● Requirements
Copy all lines holding the word "this" from the entries.

Stored data entries:
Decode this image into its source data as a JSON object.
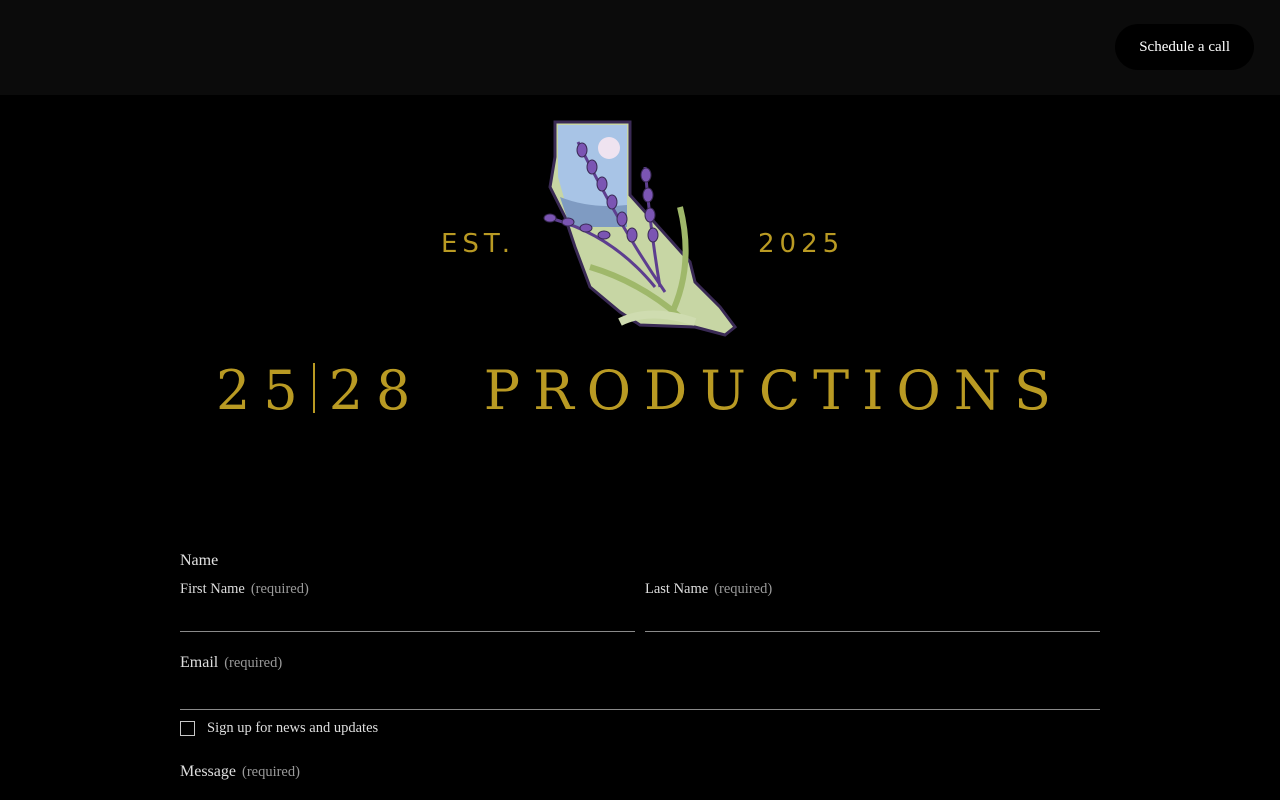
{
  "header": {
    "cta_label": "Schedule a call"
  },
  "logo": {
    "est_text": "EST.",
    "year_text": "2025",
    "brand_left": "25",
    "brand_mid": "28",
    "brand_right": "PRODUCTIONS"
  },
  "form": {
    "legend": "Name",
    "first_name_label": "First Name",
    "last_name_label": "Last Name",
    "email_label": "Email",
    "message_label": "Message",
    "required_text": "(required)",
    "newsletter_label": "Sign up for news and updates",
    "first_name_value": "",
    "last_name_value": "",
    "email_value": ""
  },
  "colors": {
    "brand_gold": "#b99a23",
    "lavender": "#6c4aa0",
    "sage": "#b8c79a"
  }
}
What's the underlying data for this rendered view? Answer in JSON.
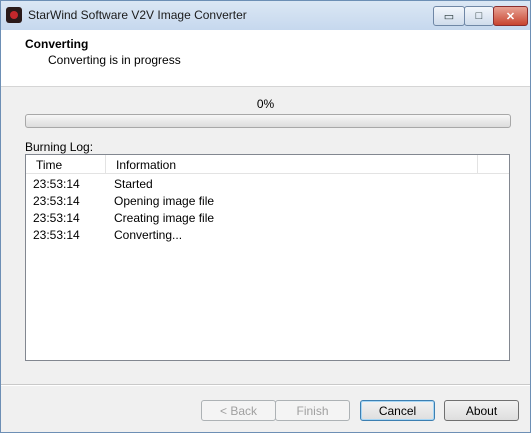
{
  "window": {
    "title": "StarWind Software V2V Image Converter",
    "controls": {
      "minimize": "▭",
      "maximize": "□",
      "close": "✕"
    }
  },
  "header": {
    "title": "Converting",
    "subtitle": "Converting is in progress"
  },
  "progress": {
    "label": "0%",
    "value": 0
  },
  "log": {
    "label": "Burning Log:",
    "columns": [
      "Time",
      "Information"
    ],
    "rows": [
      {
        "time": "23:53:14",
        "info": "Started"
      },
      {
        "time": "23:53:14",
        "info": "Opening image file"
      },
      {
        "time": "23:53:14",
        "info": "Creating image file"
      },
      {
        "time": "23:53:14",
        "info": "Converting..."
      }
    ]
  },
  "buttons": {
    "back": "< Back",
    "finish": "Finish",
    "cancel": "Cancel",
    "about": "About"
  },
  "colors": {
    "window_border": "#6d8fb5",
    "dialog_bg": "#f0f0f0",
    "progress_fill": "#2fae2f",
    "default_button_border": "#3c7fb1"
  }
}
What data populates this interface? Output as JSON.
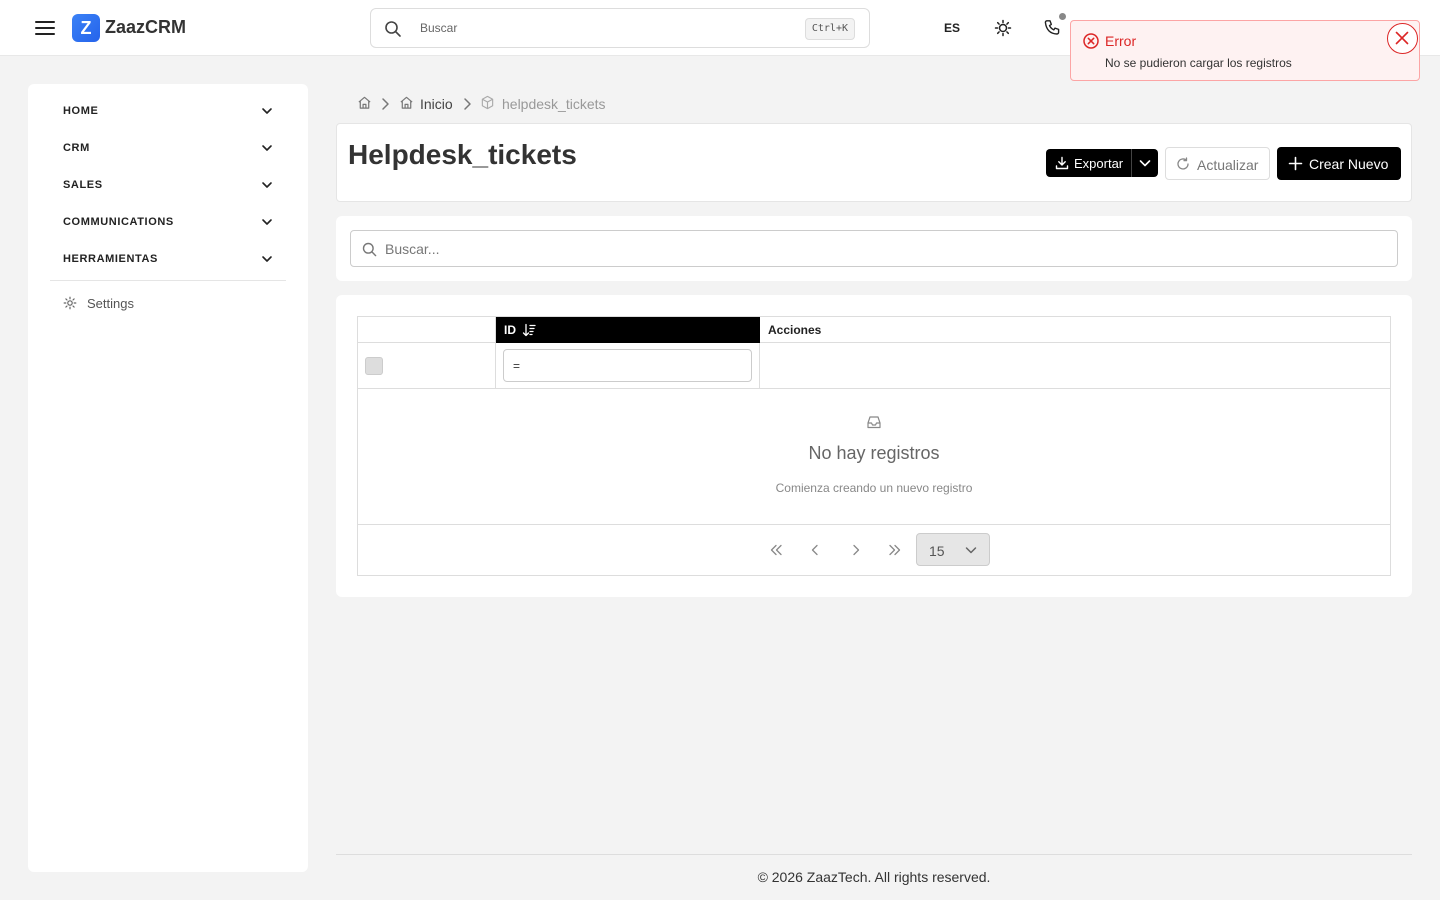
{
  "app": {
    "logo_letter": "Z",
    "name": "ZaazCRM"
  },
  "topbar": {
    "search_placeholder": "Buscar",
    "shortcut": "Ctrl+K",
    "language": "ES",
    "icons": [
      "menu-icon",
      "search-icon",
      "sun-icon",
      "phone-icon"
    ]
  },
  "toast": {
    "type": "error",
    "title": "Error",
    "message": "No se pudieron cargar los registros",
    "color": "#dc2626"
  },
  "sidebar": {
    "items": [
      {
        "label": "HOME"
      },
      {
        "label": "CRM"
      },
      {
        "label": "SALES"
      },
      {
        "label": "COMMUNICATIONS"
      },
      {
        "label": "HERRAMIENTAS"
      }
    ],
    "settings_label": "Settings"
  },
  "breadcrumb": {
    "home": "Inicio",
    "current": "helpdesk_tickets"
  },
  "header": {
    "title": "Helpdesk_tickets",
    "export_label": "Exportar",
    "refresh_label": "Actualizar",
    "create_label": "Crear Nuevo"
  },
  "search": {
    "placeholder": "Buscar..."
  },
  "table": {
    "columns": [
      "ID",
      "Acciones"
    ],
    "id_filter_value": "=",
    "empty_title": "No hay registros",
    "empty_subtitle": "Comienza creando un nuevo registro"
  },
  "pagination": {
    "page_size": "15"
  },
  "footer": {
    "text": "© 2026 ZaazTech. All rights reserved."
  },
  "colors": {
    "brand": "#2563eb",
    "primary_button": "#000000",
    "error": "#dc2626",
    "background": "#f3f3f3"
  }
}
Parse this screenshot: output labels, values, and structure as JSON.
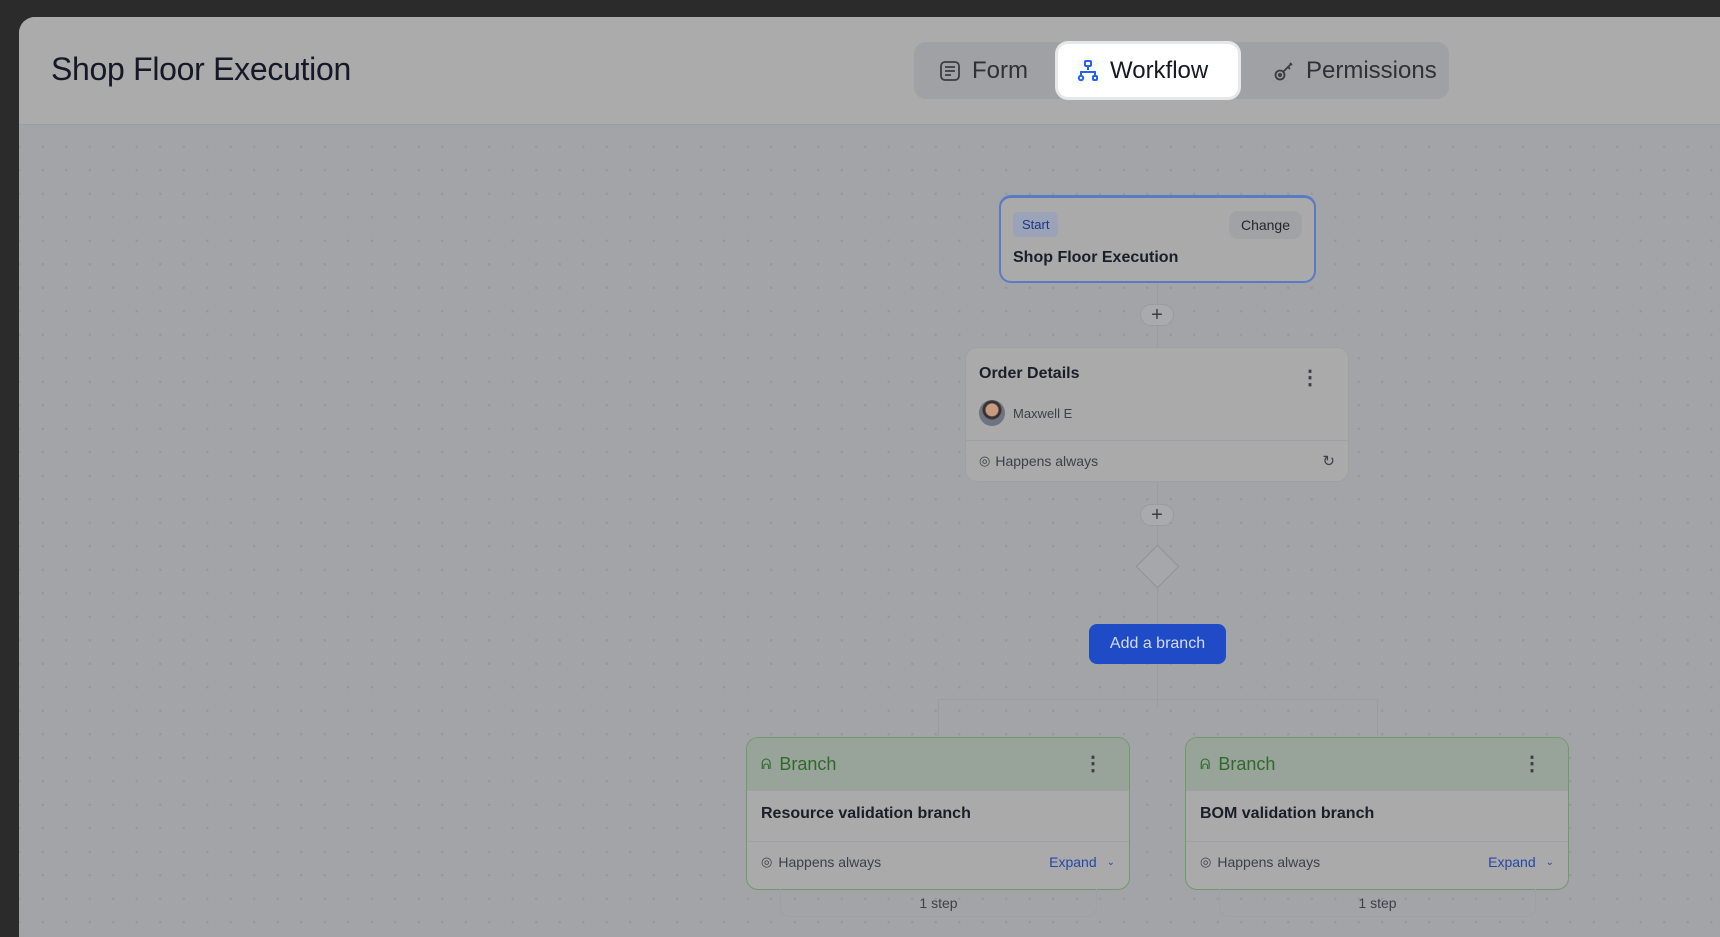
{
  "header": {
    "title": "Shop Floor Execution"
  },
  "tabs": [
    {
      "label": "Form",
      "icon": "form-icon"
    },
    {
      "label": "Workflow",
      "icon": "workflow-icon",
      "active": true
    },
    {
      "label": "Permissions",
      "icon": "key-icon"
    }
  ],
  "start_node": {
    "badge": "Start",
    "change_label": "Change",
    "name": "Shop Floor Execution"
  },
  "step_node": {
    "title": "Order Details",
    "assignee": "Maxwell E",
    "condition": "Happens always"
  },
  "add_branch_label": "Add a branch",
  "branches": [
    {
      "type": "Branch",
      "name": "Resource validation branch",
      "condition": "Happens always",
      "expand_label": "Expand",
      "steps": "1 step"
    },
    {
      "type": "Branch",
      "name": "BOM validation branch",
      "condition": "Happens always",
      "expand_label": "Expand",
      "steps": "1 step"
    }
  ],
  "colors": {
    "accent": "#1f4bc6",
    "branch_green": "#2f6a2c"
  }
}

● Output of the task
Decode this image into its source data as a JSON object.
What's the underlying data for this rendered view? Answer in JSON.
What data populates this interface? Output as JSON.
Parse this screenshot: output labels, values, and structure as JSON.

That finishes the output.